Set problem
Output the full listing below exactly, without the pictures.

Data rows
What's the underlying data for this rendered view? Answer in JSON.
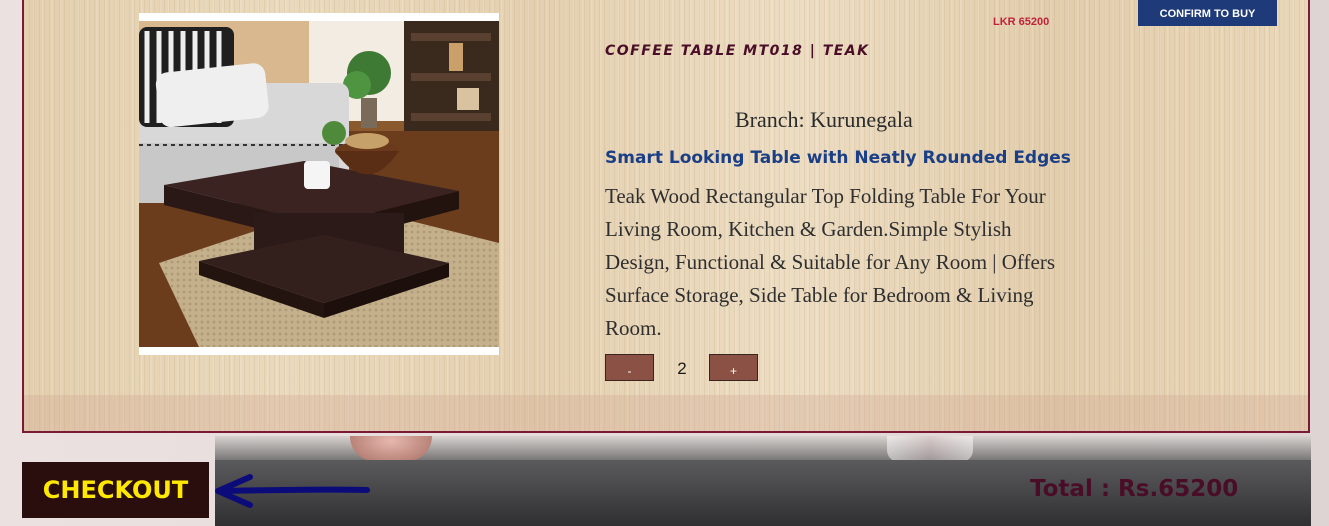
{
  "product": {
    "price": "LKR 65200",
    "name": "COFFEE TABLE MT018 | TEAK",
    "branch": "Branch: Kurunegala",
    "tagline": "Smart Looking Table with Neatly Rounded Edges",
    "description": "Teak Wood Rectangular Top Folding Table For Your Living Room, Kitchen & Garden.Simple Stylish Design, Functional & Suitable for Any Room | Offers Surface Storage, Side Table for Bedroom & Living Room.",
    "image_icon": "coffee-table-photo"
  },
  "actions": {
    "confirm_label": "CONFIRM TO BUY",
    "checkout_label": "CHECKOUT"
  },
  "quantity": {
    "minus_label": "-",
    "value": "2",
    "plus_label": "+"
  },
  "summary": {
    "total": "Total : Rs.65200"
  },
  "colors": {
    "accent_border": "#7a1a34",
    "confirm_bg": "#1e3a78",
    "checkout_bg": "#2a0e0e",
    "checkout_text": "#ffe900",
    "tagline": "#1b3f86",
    "arrow": "#0b0b7a",
    "price": "#c0223c"
  }
}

Solution to the exercise
What's the underlying data for this rendered view? Answer in JSON.
{
  "product": {
    "price": "LKR 65200",
    "name": "COFFEE TABLE MT018 | TEAK",
    "branch": "Branch: Kurunegala",
    "tagline": "Smart Looking Table with Neatly Rounded Edges",
    "description": "Teak Wood Rectangular Top Folding Table For Your Living Room, Kitchen & Garden.Simple Stylish Design, Functional & Suitable for Any Room | Offers Surface Storage, Side Table for Bedroom & Living Room.",
    "image_icon": "coffee-table-photo"
  },
  "actions": {
    "confirm_label": "CONFIRM TO BUY",
    "checkout_label": "CHECKOUT"
  },
  "quantity": {
    "minus_label": "-",
    "value": "2",
    "plus_label": "+"
  },
  "summary": {
    "total": "Total : Rs.65200"
  },
  "colors": {
    "accent_border": "#7a1a34",
    "confirm_bg": "#1e3a78",
    "checkout_bg": "#2a0e0e",
    "checkout_text": "#ffe900",
    "tagline": "#1b3f86",
    "arrow": "#0b0b7a",
    "price": "#c0223c"
  }
}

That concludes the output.